⟨
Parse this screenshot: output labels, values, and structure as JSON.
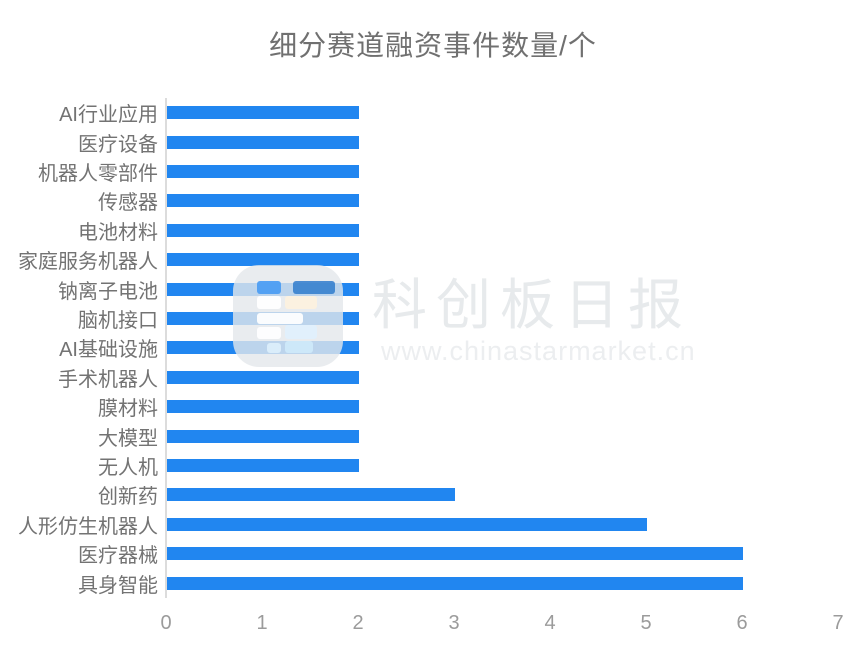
{
  "title": "细分赛道融资事件数量/个",
  "watermark": {
    "brand": "科创板日报",
    "url": "www.chinastarmarket.cn"
  },
  "chart_data": {
    "type": "bar",
    "orientation": "horizontal",
    "title": "细分赛道融资事件数量/个",
    "categories": [
      "AI行业应用",
      "医疗设备",
      "机器人零部件",
      "传感器",
      "电池材料",
      "家庭服务机器人",
      "钠离子电池",
      "脑机接口",
      "AI基础设施",
      "手术机器人",
      "膜材料",
      "大模型",
      "无人机",
      "创新药",
      "人形仿生机器人",
      "医疗器械",
      "具身智能"
    ],
    "values": [
      2,
      2,
      2,
      2,
      2,
      2,
      2,
      2,
      2,
      2,
      2,
      2,
      2,
      3,
      5,
      6,
      6
    ],
    "xlabel": "",
    "ylabel": "",
    "xlim": [
      0,
      7
    ],
    "x_ticks": [
      0,
      1,
      2,
      3,
      4,
      5,
      6,
      7
    ],
    "bar_color": "#2186f0",
    "axis_line_color": "#dcdcdc",
    "grid": false,
    "legend": false
  }
}
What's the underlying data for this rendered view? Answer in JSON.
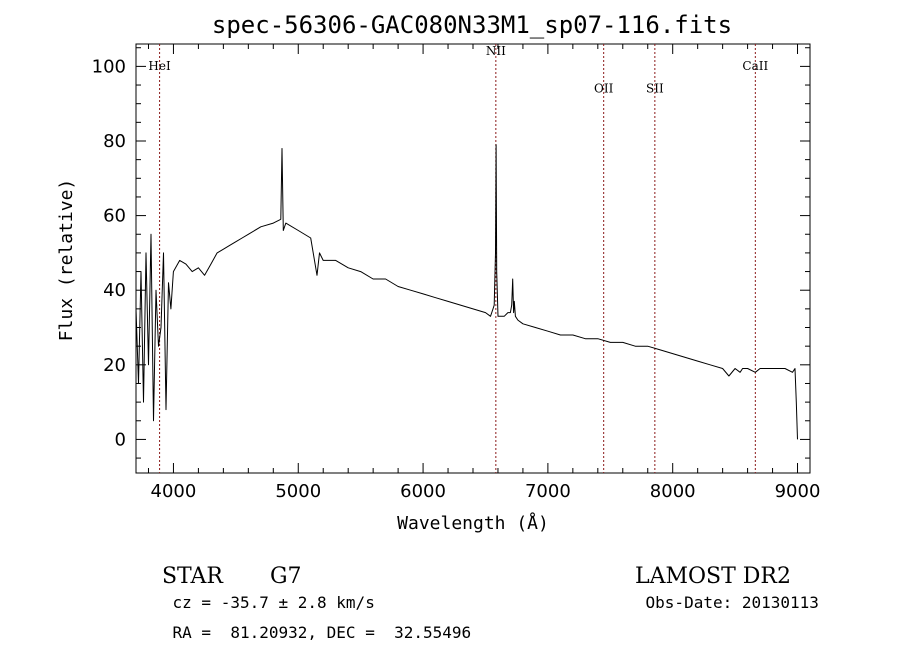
{
  "chart_data": {
    "type": "line",
    "title": "spec-56306-GAC080N33M1_sp07-116.fits",
    "xlabel": "Wavelength (Å)",
    "ylabel": "Flux (relative)",
    "xlim": [
      3700,
      9100
    ],
    "ylim": [
      -9,
      106
    ],
    "xticks": [
      4000,
      5000,
      6000,
      7000,
      8000,
      9000
    ],
    "xtick_labels": [
      "4000",
      "5000",
      "6000",
      "7000",
      "8000",
      "9000"
    ],
    "yticks": [
      0,
      20,
      40,
      60,
      80,
      100
    ],
    "ytick_labels": [
      "0",
      "20",
      "40",
      "60",
      "80",
      "100"
    ],
    "line_color": "#000000",
    "marker_color": "#8b1a1a",
    "lines": [
      {
        "name": "HeI",
        "x": 3889,
        "label_y": 99
      },
      {
        "name": "NII",
        "x": 6583,
        "label_y": 103
      },
      {
        "name": "OII",
        "x": 7447,
        "label_y": 93
      },
      {
        "name": "SII",
        "x": 7857,
        "label_y": 93
      },
      {
        "name": "CaII",
        "x": 8662,
        "label_y": 99
      }
    ],
    "series": [
      {
        "name": "spectrum",
        "x": [
          3700,
          3720,
          3740,
          3760,
          3780,
          3800,
          3820,
          3840,
          3860,
          3880,
          3900,
          3920,
          3940,
          3960,
          3980,
          4000,
          4050,
          4100,
          4150,
          4200,
          4250,
          4300,
          4350,
          4400,
          4450,
          4500,
          4550,
          4600,
          4700,
          4800,
          4860,
          4870,
          4880,
          4900,
          5000,
          5100,
          5150,
          5170,
          5200,
          5300,
          5400,
          5500,
          5600,
          5700,
          5800,
          5900,
          6000,
          6100,
          6200,
          6300,
          6400,
          6500,
          6540,
          6560,
          6570,
          6580,
          6585,
          6590,
          6600,
          6620,
          6650,
          6680,
          6700,
          6710,
          6718,
          6725,
          6731,
          6740,
          6760,
          6800,
          6900,
          7000,
          7100,
          7200,
          7300,
          7400,
          7500,
          7600,
          7700,
          7800,
          7900,
          8000,
          8100,
          8200,
          8300,
          8400,
          8450,
          8500,
          8540,
          8560,
          8600,
          8662,
          8700,
          8800,
          8900,
          8960,
          8980,
          8990,
          9000
        ],
        "y": [
          35,
          15,
          45,
          10,
          50,
          20,
          55,
          5,
          40,
          25,
          30,
          50,
          8,
          42,
          35,
          45,
          48,
          47,
          45,
          46,
          44,
          47,
          50,
          51,
          52,
          53,
          54,
          55,
          57,
          58,
          59,
          78,
          56,
          58,
          56,
          54,
          44,
          50,
          48,
          48,
          46,
          45,
          43,
          43,
          41,
          40,
          39,
          38,
          37,
          36,
          35,
          34,
          33,
          35,
          36,
          50,
          79,
          45,
          33,
          33,
          33,
          34,
          34,
          36,
          43,
          34,
          37,
          33,
          32,
          31,
          30,
          29,
          28,
          28,
          27,
          27,
          26,
          26,
          25,
          25,
          24,
          23,
          22,
          21,
          20,
          19,
          17,
          19,
          18,
          19,
          19,
          18,
          19,
          19,
          19,
          18,
          19,
          10,
          0
        ]
      }
    ]
  },
  "info": {
    "class_label": "STAR",
    "subclass": "G7",
    "cz_text": "cz = -35.7 ± 2.8 km/s",
    "radec_text": "RA =  81.20932, DEC =  32.55496",
    "survey": "LAMOST DR2",
    "obs_date": "Obs-Date: 20130113"
  }
}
⟩
- **What is needed**: Reproduce every line of the material precisely, omitting its pictures.

- **Complete response**:
Parse this screenshot: output labels, values, and structure as JSON.
{
  "title": "细分赛道融资事件数量/个",
  "watermark": {
    "brand": "科创板日报",
    "url": "www.chinastarmarket.cn"
  },
  "chart_data": {
    "type": "bar",
    "orientation": "horizontal",
    "title": "细分赛道融资事件数量/个",
    "categories": [
      "AI行业应用",
      "医疗设备",
      "机器人零部件",
      "传感器",
      "电池材料",
      "家庭服务机器人",
      "钠离子电池",
      "脑机接口",
      "AI基础设施",
      "手术机器人",
      "膜材料",
      "大模型",
      "无人机",
      "创新药",
      "人形仿生机器人",
      "医疗器械",
      "具身智能"
    ],
    "values": [
      2,
      2,
      2,
      2,
      2,
      2,
      2,
      2,
      2,
      2,
      2,
      2,
      2,
      3,
      5,
      6,
      6
    ],
    "xlabel": "",
    "ylabel": "",
    "xlim": [
      0,
      7
    ],
    "x_ticks": [
      0,
      1,
      2,
      3,
      4,
      5,
      6,
      7
    ],
    "bar_color": "#2186f0",
    "axis_line_color": "#dcdcdc",
    "grid": false,
    "legend": false
  }
}
What's the underlying data for this rendered view? Answer in JSON.
{
  "chart_data": {
    "type": "line",
    "title": "spec-56306-GAC080N33M1_sp07-116.fits",
    "xlabel": "Wavelength (Å)",
    "ylabel": "Flux (relative)",
    "xlim": [
      3700,
      9100
    ],
    "ylim": [
      -9,
      106
    ],
    "xticks": [
      4000,
      5000,
      6000,
      7000,
      8000,
      9000
    ],
    "xtick_labels": [
      "4000",
      "5000",
      "6000",
      "7000",
      "8000",
      "9000"
    ],
    "yticks": [
      0,
      20,
      40,
      60,
      80,
      100
    ],
    "ytick_labels": [
      "0",
      "20",
      "40",
      "60",
      "80",
      "100"
    ],
    "line_color": "#000000",
    "marker_color": "#8b1a1a",
    "lines": [
      {
        "name": "HeI",
        "x": 3889,
        "label_y": 99
      },
      {
        "name": "NII",
        "x": 6583,
        "label_y": 103
      },
      {
        "name": "OII",
        "x": 7447,
        "label_y": 93
      },
      {
        "name": "SII",
        "x": 7857,
        "label_y": 93
      },
      {
        "name": "CaII",
        "x": 8662,
        "label_y": 99
      }
    ],
    "series": [
      {
        "name": "spectrum",
        "x": [
          3700,
          3720,
          3740,
          3760,
          3780,
          3800,
          3820,
          3840,
          3860,
          3880,
          3900,
          3920,
          3940,
          3960,
          3980,
          4000,
          4050,
          4100,
          4150,
          4200,
          4250,
          4300,
          4350,
          4400,
          4450,
          4500,
          4550,
          4600,
          4700,
          4800,
          4860,
          4870,
          4880,
          4900,
          5000,
          5100,
          5150,
          5170,
          5200,
          5300,
          5400,
          5500,
          5600,
          5700,
          5800,
          5900,
          6000,
          6100,
          6200,
          6300,
          6400,
          6500,
          6540,
          6560,
          6570,
          6580,
          6585,
          6590,
          6600,
          6620,
          6650,
          6680,
          6700,
          6710,
          6718,
          6725,
          6731,
          6740,
          6760,
          6800,
          6900,
          7000,
          7100,
          7200,
          7300,
          7400,
          7500,
          7600,
          7700,
          7800,
          7900,
          8000,
          8100,
          8200,
          8300,
          8400,
          8450,
          8500,
          8540,
          8560,
          8600,
          8662,
          8700,
          8800,
          8900,
          8960,
          8980,
          8990,
          9000
        ],
        "y": [
          35,
          15,
          45,
          10,
          50,
          20,
          55,
          5,
          40,
          25,
          30,
          50,
          8,
          42,
          35,
          45,
          48,
          47,
          45,
          46,
          44,
          47,
          50,
          51,
          52,
          53,
          54,
          55,
          57,
          58,
          59,
          78,
          56,
          58,
          56,
          54,
          44,
          50,
          48,
          48,
          46,
          45,
          43,
          43,
          41,
          40,
          39,
          38,
          37,
          36,
          35,
          34,
          33,
          35,
          36,
          50,
          79,
          45,
          33,
          33,
          33,
          34,
          34,
          36,
          43,
          34,
          37,
          33,
          32,
          31,
          30,
          29,
          28,
          28,
          27,
          27,
          26,
          26,
          25,
          25,
          24,
          23,
          22,
          21,
          20,
          19,
          17,
          19,
          18,
          19,
          19,
          18,
          19,
          19,
          19,
          18,
          19,
          10,
          0
        ]
      }
    ]
  },
  "info": {
    "class_label": "STAR",
    "subclass": "G7",
    "cz_text": "cz = -35.7 ± 2.8 km/s",
    "radec_text": "RA =  81.20932, DEC =  32.55496",
    "survey": "LAMOST DR2",
    "obs_date": "Obs-Date: 20130113"
  }
}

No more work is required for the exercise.